◆ **What the task asks**:
Give only the number of lines that hold the word "Park".

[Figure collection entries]
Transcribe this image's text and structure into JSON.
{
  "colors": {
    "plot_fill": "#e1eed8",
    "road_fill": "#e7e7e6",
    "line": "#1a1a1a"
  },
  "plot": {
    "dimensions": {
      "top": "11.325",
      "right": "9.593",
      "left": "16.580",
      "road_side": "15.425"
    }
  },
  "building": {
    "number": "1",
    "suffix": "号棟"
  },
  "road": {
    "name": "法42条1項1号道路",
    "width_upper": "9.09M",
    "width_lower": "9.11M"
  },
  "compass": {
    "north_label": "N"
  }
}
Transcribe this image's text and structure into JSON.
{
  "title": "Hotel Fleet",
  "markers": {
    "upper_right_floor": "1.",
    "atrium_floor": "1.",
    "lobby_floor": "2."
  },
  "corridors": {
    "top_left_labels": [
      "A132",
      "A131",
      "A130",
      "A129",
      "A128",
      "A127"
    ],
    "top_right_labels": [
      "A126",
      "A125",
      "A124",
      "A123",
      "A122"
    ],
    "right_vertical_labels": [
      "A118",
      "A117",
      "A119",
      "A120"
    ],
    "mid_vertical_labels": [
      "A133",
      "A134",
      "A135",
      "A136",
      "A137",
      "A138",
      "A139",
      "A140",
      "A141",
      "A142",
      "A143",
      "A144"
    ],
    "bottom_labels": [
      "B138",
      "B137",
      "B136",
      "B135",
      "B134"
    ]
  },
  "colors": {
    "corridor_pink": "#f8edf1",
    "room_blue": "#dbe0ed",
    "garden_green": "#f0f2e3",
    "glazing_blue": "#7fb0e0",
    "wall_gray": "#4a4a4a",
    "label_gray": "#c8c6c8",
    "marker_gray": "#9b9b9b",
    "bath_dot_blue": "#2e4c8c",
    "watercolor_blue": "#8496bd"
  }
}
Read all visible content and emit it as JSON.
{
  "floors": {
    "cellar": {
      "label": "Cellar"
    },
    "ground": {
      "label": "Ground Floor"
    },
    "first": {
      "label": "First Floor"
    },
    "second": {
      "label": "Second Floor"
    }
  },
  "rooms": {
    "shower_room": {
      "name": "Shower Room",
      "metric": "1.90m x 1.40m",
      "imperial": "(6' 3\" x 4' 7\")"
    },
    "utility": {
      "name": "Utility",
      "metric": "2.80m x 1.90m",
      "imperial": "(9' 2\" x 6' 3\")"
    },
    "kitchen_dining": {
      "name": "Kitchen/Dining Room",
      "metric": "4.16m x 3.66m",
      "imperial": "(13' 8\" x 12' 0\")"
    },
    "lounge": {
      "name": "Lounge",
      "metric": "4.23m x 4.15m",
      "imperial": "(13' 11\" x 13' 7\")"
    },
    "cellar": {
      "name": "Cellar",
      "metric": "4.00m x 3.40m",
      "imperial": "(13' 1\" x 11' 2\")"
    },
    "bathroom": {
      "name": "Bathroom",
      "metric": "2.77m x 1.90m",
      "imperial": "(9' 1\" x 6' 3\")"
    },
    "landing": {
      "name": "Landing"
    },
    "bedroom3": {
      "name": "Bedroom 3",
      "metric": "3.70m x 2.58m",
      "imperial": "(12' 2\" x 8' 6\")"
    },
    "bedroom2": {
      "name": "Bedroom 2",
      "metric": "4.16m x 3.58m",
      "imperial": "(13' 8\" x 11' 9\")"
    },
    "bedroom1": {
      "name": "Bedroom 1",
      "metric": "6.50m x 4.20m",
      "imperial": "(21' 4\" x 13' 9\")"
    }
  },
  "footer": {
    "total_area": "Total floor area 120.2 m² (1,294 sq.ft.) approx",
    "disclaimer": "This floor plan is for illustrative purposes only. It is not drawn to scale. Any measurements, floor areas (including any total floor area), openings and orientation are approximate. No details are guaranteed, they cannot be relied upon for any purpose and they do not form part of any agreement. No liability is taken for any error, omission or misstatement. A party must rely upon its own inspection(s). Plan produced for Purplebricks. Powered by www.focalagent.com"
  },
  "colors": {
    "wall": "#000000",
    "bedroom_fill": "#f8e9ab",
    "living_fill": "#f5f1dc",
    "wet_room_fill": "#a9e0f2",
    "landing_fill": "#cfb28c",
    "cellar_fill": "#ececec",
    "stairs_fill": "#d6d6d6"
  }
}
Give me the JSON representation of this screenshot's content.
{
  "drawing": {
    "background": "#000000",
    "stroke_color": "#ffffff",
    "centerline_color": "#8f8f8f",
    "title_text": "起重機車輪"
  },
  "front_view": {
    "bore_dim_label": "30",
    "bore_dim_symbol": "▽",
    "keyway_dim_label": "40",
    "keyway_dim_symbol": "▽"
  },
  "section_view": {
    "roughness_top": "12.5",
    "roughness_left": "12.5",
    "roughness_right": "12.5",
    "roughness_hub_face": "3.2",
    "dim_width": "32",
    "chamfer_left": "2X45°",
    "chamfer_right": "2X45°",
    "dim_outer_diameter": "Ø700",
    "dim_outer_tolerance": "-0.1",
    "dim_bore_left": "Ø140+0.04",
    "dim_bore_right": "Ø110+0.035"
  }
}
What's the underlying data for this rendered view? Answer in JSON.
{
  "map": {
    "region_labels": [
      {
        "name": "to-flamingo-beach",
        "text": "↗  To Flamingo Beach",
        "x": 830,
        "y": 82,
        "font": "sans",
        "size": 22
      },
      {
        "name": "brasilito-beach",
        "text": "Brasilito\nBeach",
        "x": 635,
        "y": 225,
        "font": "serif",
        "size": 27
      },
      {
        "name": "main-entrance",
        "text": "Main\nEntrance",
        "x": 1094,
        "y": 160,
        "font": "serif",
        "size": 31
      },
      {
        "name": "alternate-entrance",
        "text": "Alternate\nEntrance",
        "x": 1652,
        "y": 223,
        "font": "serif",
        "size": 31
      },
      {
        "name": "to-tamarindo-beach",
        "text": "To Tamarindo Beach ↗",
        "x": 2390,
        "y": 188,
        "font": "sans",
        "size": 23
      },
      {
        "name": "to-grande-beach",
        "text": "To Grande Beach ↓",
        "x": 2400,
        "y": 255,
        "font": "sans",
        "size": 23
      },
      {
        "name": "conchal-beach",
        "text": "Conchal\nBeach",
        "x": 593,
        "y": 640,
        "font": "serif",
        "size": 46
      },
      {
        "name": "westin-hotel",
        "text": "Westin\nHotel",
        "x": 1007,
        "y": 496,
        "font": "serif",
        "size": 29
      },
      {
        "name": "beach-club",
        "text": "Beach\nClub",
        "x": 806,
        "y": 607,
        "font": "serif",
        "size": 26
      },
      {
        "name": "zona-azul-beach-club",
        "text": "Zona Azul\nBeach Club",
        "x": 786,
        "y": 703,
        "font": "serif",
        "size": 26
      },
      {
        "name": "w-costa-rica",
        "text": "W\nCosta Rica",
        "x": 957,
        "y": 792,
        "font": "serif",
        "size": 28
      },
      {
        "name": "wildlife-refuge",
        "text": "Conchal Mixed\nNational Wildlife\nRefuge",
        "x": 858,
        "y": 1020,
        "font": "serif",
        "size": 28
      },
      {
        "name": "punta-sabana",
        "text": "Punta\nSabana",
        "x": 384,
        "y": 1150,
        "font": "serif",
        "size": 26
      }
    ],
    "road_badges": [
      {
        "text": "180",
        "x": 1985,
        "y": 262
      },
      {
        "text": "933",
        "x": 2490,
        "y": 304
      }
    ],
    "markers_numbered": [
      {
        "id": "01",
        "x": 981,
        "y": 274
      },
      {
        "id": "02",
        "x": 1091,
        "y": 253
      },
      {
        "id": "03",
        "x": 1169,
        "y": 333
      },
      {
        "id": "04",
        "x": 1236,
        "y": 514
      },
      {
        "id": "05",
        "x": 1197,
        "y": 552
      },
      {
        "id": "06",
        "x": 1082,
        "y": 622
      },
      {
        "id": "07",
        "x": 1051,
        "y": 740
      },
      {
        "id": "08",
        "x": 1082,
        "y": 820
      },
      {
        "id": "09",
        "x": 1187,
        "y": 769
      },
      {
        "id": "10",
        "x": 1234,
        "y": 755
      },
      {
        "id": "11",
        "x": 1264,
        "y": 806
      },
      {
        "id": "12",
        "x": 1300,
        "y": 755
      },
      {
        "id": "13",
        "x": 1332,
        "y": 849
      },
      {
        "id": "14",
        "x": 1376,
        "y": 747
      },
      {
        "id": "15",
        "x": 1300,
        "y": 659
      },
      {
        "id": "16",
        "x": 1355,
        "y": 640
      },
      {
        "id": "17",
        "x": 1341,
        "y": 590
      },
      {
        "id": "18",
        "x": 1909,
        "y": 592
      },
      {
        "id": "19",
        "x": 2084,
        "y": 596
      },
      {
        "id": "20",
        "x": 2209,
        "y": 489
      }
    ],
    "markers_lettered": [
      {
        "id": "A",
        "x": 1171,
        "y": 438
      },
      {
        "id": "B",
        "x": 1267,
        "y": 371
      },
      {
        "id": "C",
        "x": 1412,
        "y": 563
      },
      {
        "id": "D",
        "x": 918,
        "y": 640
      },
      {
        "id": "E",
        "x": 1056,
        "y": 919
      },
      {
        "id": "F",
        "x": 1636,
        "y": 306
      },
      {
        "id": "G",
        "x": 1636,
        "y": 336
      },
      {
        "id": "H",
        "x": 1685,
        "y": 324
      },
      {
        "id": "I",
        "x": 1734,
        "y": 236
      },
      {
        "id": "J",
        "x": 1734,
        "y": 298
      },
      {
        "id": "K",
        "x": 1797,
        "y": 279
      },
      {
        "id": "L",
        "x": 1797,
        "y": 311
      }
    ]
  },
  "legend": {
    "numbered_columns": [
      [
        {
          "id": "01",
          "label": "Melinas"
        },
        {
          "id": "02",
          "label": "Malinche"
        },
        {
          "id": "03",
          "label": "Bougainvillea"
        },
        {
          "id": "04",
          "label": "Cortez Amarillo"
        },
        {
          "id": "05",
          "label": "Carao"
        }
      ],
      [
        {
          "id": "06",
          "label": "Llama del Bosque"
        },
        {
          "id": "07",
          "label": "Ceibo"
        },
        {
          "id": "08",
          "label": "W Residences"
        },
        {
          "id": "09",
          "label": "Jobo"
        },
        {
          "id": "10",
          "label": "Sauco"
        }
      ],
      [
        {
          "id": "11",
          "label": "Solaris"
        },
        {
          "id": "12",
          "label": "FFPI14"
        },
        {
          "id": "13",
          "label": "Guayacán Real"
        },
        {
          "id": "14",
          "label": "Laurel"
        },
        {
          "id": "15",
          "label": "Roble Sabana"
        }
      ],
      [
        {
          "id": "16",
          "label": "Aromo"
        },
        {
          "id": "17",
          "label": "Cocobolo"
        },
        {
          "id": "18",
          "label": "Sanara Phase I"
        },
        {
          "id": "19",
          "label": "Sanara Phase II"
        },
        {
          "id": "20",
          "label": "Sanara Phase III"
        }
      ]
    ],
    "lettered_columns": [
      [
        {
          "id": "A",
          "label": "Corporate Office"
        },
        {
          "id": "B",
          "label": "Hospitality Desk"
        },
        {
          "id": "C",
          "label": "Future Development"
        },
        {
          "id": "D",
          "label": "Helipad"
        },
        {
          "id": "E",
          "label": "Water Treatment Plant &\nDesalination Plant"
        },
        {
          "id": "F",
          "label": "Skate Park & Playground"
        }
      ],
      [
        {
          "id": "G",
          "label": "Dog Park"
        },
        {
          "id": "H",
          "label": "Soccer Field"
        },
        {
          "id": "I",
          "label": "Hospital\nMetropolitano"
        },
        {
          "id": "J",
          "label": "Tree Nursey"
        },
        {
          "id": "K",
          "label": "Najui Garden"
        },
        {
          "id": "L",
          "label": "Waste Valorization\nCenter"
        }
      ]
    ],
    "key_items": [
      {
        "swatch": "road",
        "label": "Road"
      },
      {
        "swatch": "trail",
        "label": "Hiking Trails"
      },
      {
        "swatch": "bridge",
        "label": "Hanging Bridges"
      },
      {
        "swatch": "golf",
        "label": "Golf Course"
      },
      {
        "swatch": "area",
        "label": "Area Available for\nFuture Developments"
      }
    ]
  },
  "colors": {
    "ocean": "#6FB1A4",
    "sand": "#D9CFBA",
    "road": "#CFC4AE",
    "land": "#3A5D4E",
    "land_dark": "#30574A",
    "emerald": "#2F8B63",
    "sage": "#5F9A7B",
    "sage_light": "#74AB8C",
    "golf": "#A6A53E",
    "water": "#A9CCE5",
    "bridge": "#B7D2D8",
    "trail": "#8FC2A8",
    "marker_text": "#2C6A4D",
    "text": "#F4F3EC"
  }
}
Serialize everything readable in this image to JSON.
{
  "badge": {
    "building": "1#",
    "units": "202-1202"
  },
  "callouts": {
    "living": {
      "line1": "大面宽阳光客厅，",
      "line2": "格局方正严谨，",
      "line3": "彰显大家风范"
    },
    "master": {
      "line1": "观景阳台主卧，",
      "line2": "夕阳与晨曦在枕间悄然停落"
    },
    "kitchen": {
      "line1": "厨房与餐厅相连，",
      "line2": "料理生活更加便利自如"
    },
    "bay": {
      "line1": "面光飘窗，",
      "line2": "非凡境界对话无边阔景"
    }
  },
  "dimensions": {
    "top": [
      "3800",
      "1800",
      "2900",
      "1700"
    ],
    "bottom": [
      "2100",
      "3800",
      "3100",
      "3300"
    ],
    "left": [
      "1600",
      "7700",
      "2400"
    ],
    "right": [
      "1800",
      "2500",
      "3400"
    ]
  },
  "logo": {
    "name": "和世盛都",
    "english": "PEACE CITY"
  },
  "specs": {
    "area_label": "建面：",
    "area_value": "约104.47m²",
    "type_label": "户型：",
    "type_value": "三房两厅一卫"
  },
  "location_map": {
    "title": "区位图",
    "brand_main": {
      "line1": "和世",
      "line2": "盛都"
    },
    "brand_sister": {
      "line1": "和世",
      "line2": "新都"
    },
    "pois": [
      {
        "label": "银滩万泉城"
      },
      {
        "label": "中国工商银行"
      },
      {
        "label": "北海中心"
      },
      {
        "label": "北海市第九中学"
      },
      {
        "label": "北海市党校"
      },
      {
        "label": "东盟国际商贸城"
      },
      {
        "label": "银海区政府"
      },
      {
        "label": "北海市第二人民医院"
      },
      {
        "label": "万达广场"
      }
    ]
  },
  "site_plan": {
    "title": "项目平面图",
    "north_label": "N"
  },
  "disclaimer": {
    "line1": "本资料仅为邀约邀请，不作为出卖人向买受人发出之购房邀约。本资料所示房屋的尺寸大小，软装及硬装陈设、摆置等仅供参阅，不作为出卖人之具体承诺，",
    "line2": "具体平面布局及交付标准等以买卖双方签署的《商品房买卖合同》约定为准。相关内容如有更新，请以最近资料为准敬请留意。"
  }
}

◆ **Response to the task**:
2